Objective
Reproduce all of the material exactly as shown.

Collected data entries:
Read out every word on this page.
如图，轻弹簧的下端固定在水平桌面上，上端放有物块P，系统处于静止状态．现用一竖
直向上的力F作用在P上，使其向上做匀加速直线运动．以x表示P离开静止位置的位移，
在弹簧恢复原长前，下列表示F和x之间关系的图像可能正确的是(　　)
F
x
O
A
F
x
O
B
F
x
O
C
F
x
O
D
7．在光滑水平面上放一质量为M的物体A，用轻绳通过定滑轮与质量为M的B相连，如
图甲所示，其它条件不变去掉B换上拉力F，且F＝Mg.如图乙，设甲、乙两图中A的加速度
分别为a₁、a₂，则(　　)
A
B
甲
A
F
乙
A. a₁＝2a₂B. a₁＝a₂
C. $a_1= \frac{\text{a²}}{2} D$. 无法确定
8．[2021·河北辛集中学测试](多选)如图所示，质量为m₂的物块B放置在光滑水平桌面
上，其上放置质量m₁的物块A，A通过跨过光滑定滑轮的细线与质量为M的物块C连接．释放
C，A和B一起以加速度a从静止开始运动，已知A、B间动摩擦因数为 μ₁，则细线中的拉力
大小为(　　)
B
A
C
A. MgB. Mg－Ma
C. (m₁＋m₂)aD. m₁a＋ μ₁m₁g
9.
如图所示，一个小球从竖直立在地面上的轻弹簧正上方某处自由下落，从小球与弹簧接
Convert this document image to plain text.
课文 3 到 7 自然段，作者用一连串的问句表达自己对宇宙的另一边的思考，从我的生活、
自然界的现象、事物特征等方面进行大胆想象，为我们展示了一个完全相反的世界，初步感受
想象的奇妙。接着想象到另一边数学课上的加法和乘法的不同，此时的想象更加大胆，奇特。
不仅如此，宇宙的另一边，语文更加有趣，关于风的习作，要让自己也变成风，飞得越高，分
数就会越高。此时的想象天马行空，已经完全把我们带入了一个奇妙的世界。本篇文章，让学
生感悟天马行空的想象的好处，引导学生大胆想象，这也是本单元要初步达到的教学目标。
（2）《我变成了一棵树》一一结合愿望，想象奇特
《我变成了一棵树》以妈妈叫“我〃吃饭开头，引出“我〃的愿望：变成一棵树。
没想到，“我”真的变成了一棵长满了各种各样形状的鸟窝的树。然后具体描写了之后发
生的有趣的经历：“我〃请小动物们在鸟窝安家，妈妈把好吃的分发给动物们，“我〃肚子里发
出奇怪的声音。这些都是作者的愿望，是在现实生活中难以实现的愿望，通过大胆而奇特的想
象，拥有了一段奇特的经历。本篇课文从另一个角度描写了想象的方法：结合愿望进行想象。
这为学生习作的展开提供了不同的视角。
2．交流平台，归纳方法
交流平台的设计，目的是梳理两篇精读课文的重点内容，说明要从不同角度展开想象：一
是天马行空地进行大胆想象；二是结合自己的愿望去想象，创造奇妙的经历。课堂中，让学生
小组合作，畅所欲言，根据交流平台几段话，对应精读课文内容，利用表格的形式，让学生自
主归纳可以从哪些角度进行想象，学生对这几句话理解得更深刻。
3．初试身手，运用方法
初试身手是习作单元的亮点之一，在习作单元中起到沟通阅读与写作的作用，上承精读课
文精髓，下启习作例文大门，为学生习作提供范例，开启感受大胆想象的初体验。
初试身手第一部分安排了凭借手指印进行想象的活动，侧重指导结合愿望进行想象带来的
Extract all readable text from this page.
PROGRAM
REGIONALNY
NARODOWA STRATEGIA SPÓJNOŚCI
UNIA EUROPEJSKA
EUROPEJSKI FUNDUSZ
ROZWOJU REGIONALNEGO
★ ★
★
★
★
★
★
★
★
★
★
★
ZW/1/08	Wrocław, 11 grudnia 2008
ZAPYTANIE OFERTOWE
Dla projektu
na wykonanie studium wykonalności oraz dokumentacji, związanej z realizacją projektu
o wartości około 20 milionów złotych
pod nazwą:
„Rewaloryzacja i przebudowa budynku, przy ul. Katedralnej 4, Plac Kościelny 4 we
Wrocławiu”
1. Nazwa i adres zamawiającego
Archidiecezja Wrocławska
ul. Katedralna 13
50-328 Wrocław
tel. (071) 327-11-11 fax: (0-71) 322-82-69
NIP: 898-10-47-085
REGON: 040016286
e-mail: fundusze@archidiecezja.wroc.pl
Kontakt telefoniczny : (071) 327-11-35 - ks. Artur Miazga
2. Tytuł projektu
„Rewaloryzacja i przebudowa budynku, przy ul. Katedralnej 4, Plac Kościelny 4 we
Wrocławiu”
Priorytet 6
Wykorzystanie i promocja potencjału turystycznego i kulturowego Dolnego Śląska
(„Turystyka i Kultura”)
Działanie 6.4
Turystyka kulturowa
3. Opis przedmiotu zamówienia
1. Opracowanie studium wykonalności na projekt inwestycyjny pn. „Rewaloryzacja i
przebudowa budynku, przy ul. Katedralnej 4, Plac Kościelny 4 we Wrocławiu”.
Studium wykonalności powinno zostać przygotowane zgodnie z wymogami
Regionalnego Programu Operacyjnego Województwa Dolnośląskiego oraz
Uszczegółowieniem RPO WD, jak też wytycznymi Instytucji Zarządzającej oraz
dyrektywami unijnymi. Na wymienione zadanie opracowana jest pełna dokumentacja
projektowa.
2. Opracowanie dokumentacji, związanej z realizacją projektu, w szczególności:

Solved exercise
Read out every word on this page.
如图，轻弹簧的下端固定在水平桌面上，上端放有物块P，系统处于静止状态．现用一竖
直向上的力F作用在P上，使其向上做匀加速直线运动．以x表示P离开静止位置的位移，
在弹簧恢复原长前，下列表示F和x之间关系的图像可能正确的是(　　)
F
x
O
A
F
x
O
B
F
x
O
C
F
x
O
D
7．在光滑水平面上放一质量为M的物体A，用轻绳通过定滑轮与质量为M的B相连，如
图甲所示，其它条件不变去掉B换上拉力F，且F＝Mg.如图乙，设甲、乙两图中A的加速度
分别为a₁、a₂，则(　　)
A
B
甲
A
F
乙
A. a₁＝2a₂B. a₁＝a₂
C. $a_1= \frac{\text{a²}}{2} D$. 无法确定
8．[2021·河北辛集中学测试](多选)如图所示，质量为m₂的物块B放置在光滑水平桌面
上，其上放置质量m₁的物块A，A通过跨过光滑定滑轮的细线与质量为M的物块C连接．释放
C，A和B一起以加速度a从静止开始运动，已知A、B间动摩擦因数为 μ₁，则细线中的拉力
大小为(　　)
B
A
C
A. MgB. Mg－Ma
C. (m₁＋m₂)aD. m₁a＋ μ₁m₁g
9.
如图所示，一个小球从竖直立在地面上的轻弹簧正上方某处自由下落，从小球与弹簧接
Convert this document image to plain text.
课文 3 到 7 自然段，作者用一连串的问句表达自己对宇宙的另一边的思考，从我的生活、
自然界的现象、事物特征等方面进行大胆想象，为我们展示了一个完全相反的世界，初步感受
想象的奇妙。接着想象到另一边数学课上的加法和乘法的不同，此时的想象更加大胆，奇特。
不仅如此，宇宙的另一边，语文更加有趣，关于风的习作，要让自己也变成风，飞得越高，分
数就会越高。此时的想象天马行空，已经完全把我们带入了一个奇妙的世界。本篇文章，让学
生感悟天马行空的想象的好处，引导学生大胆想象，这也是本单元要初步达到的教学目标。
（2）《我变成了一棵树》一一结合愿望，想象奇特
《我变成了一棵树》以妈妈叫“我〃吃饭开头，引出“我〃的愿望：变成一棵树。
没想到，“我”真的变成了一棵长满了各种各样形状的鸟窝的树。然后具体描写了之后发
生的有趣的经历：“我〃请小动物们在鸟窝安家，妈妈把好吃的分发给动物们，“我〃肚子里发
出奇怪的声音。这些都是作者的愿望，是在现实生活中难以实现的愿望，通过大胆而奇特的想
象，拥有了一段奇特的经历。本篇课文从另一个角度描写了想象的方法：结合愿望进行想象。
这为学生习作的展开提供了不同的视角。
2．交流平台，归纳方法
交流平台的设计，目的是梳理两篇精读课文的重点内容，说明要从不同角度展开想象：一
是天马行空地进行大胆想象；二是结合自己的愿望去想象，创造奇妙的经历。课堂中，让学生
小组合作，畅所欲言，根据交流平台几段话，对应精读课文内容，利用表格的形式，让学生自
主归纳可以从哪些角度进行想象，学生对这几句话理解得更深刻。
3．初试身手，运用方法
初试身手是习作单元的亮点之一，在习作单元中起到沟通阅读与写作的作用，上承精读课
文精髓，下启习作例文大门，为学生习作提供范例，开启感受大胆想象的初体验。
初试身手第一部分安排了凭借手指印进行想象的活动，侧重指导结合愿望进行想象带来的
Extract all readable text from this page.
PROGRAM
REGIONALNY
NARODOWA STRATEGIA SPÓJNOŚCI
UNIA EUROPEJSKA
EUROPEJSKI FUNDUSZ
ROZWOJU REGIONALNEGO
★ ★
★
★
★
★
★
★
★
★
★
★
ZW/1/08	Wrocław, 11 grudnia 2008
ZAPYTANIE OFERTOWE
Dla projektu
na wykonanie studium wykonalności oraz dokumentacji, związanej z realizacją projektu
o wartości około 20 milionów złotych
pod nazwą:
„Rewaloryzacja i przebudowa budynku, przy ul. Katedralnej 4, Plac Kościelny 4 we
Wrocławiu”
1. Nazwa i adres zamawiającego
Archidiecezja Wrocławska
ul. Katedralna 13
50-328 Wrocław
tel. (071) 327-11-11 fax: (0-71) 322-82-69
NIP: 898-10-47-085
REGON: 040016286
e-mail: fundusze@archidiecezja.wroc.pl
Kontakt telefoniczny : (071) 327-11-35 - ks. Artur Miazga
2. Tytuł projektu
„Rewaloryzacja i przebudowa budynku, przy ul. Katedralnej 4, Plac Kościelny 4 we
Wrocławiu”
Priorytet 6
Wykorzystanie i promocja potencjału turystycznego i kulturowego Dolnego Śląska
(„Turystyka i Kultura”)
Działanie 6.4
Turystyka kulturowa
3. Opis przedmiotu zamówienia
1. Opracowanie studium wykonalności na projekt inwestycyjny pn. „Rewaloryzacja i
przebudowa budynku, przy ul. Katedralnej 4, Plac Kościelny 4 we Wrocławiu”.
Studium wykonalności powinno zostać przygotowane zgodnie z wymogami
Regionalnego Programu Operacyjnego Województwa Dolnośląskiego oraz
Uszczegółowieniem RPO WD, jak też wytycznymi Instytucji Zarządzającej oraz
dyrektywami unijnymi. Na wymienione zadanie opracowana jest pełna dokumentacja
projektowa.
2. Opracowanie dokumentacji, związanej z realizacją projektu, w szczególności:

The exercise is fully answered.